▶ What this task involves
Below are some entries. Copy each line that holds the string "true".

▶ Information shown

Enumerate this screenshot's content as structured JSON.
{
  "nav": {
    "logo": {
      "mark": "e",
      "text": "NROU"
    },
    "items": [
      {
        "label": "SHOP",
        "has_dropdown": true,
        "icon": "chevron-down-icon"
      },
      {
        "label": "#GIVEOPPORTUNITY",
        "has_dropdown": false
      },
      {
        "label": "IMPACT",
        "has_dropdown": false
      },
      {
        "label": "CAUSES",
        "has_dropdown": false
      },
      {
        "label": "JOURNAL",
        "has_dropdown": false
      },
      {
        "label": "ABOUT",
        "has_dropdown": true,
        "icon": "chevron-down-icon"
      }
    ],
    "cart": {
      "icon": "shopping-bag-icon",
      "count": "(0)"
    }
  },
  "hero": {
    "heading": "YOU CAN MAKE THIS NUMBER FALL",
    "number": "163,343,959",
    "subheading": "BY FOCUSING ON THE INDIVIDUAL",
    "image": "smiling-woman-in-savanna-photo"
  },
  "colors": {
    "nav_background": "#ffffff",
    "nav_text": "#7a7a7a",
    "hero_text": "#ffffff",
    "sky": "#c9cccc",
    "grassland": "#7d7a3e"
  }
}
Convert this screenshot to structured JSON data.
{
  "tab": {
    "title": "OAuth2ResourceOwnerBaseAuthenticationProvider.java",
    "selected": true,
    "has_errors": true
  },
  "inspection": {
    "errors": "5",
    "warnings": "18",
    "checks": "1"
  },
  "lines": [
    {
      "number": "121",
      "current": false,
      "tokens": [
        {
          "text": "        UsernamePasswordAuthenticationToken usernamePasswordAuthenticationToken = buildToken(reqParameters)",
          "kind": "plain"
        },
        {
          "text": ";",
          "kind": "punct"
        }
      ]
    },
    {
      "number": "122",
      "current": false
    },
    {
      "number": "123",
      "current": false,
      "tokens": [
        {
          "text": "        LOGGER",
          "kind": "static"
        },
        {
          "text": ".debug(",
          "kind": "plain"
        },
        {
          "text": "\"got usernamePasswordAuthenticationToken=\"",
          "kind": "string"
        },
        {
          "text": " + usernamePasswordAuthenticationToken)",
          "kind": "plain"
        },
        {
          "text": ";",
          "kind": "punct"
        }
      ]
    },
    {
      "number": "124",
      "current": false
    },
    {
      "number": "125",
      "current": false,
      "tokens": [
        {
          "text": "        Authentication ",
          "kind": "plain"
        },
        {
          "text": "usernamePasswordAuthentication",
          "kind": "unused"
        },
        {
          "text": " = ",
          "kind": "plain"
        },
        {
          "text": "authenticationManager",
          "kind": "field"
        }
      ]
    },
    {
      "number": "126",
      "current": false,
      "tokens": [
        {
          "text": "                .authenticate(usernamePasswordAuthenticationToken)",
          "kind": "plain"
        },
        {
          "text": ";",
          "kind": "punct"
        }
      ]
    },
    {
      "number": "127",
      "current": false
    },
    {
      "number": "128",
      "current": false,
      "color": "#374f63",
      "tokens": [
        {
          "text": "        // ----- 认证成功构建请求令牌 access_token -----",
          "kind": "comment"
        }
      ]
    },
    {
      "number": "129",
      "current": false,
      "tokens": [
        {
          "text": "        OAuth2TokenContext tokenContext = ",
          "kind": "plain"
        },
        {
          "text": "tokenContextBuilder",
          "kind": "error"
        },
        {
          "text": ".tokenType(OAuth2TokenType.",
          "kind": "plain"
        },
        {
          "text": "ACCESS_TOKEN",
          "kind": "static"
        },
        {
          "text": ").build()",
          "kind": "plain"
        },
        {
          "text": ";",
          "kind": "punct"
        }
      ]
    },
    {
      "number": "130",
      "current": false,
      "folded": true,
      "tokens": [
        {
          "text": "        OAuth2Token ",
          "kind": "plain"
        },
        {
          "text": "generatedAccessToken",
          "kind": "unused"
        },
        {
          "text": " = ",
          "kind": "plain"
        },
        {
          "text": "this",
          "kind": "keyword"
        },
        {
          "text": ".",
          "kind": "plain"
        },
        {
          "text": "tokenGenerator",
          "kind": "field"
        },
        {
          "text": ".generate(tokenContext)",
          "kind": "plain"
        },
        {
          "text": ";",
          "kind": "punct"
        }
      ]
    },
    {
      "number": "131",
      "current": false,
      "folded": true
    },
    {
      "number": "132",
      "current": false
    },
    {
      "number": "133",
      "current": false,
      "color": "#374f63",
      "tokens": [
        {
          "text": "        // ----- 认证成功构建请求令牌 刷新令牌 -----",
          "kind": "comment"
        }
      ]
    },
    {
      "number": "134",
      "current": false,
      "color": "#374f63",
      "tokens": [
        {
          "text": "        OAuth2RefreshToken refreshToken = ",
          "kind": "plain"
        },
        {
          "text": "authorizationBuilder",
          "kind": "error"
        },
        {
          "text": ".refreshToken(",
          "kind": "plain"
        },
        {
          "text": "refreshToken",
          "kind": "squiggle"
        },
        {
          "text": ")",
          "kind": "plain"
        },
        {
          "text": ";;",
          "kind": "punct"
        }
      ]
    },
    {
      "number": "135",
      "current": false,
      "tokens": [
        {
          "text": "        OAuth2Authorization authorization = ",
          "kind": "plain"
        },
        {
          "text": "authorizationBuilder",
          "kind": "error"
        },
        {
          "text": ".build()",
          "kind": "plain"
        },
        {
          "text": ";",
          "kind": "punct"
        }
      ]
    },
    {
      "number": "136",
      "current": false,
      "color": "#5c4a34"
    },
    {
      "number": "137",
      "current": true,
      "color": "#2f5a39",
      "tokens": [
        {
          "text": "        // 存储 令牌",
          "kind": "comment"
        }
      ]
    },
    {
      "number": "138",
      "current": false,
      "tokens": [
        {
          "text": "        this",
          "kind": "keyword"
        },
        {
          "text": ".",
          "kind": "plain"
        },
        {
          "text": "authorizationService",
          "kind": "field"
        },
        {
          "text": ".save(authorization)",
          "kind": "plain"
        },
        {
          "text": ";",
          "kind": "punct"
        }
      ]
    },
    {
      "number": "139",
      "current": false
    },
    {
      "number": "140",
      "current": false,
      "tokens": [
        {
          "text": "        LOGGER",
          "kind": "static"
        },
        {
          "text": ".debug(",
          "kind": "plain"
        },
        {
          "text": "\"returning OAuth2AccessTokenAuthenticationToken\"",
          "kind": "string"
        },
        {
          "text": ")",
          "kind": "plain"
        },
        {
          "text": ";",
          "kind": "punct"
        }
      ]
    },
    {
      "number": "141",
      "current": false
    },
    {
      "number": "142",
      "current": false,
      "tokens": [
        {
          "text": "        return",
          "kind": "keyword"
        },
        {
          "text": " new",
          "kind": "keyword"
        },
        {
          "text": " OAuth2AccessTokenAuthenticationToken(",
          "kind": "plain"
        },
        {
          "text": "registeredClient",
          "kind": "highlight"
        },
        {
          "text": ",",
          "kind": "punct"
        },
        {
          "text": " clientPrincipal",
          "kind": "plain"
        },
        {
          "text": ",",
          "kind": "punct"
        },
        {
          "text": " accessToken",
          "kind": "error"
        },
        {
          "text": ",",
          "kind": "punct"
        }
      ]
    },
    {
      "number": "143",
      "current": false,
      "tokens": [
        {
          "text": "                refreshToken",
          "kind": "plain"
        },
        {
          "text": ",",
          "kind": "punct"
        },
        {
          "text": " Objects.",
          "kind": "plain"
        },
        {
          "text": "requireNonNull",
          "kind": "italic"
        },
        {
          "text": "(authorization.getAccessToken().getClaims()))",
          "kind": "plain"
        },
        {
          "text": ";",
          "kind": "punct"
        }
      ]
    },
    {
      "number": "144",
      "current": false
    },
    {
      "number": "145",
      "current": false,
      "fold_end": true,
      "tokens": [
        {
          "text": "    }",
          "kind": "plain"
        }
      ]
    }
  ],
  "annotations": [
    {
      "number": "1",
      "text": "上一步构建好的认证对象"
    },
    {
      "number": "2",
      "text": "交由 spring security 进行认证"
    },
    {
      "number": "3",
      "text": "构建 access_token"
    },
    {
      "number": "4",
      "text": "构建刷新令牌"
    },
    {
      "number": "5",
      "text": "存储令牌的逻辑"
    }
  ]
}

▶ Written answer
        "has_dropdown": true,
        "has_dropdown": true,
    "selected": true,
    "has_errors": true
      "folded": true,
      "folded": true
      "current": true,
      "fold_end": true,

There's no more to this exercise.